Material for this task:
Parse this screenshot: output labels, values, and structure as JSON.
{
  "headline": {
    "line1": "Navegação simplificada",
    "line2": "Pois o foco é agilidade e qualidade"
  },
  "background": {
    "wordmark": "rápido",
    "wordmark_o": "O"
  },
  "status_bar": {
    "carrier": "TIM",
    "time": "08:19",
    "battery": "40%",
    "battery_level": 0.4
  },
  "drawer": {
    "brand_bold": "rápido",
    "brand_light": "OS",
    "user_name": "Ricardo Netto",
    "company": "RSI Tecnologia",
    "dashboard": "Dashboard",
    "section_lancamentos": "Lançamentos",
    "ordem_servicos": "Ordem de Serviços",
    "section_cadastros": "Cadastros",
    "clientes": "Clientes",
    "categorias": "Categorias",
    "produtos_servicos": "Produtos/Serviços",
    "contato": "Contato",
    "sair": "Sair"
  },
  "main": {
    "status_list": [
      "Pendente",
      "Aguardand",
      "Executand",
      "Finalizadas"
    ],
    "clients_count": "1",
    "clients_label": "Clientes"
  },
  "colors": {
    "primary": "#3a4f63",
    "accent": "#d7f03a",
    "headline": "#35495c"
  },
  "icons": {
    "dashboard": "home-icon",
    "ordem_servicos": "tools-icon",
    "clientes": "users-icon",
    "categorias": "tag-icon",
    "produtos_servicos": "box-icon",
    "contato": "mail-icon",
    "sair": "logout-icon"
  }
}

Goal:
Give all the entries again exactly; leave none out.

Solution to the exercise:
Parse this screenshot: output labels, values, and structure as JSON.
{
  "headline": {
    "line1": "Navegação simplificada",
    "line2": "Pois o foco é agilidade e qualidade"
  },
  "background": {
    "wordmark": "rápido",
    "wordmark_o": "O"
  },
  "status_bar": {
    "carrier": "TIM",
    "time": "08:19",
    "battery": "40%",
    "battery_level": 0.4
  },
  "drawer": {
    "brand_bold": "rápido",
    "brand_light": "OS",
    "user_name": "Ricardo Netto",
    "company": "RSI Tecnologia",
    "dashboard": "Dashboard",
    "section_lancamentos": "Lançamentos",
    "ordem_servicos": "Ordem de Serviços",
    "section_cadastros": "Cadastros",
    "clientes": "Clientes",
    "categorias": "Categorias",
    "produtos_servicos": "Produtos/Serviços",
    "contato": "Contato",
    "sair": "Sair"
  },
  "main": {
    "status_list": [
      "Pendente",
      "Aguardand",
      "Executand",
      "Finalizadas"
    ],
    "clients_count": "1",
    "clients_label": "Clientes"
  },
  "colors": {
    "primary": "#3a4f63",
    "accent": "#d7f03a",
    "headline": "#35495c"
  },
  "icons": {
    "dashboard": "home-icon",
    "ordem_servicos": "tools-icon",
    "clientes": "users-icon",
    "categorias": "tag-icon",
    "produtos_servicos": "box-icon",
    "contato": "mail-icon",
    "sair": "logout-icon"
  }
}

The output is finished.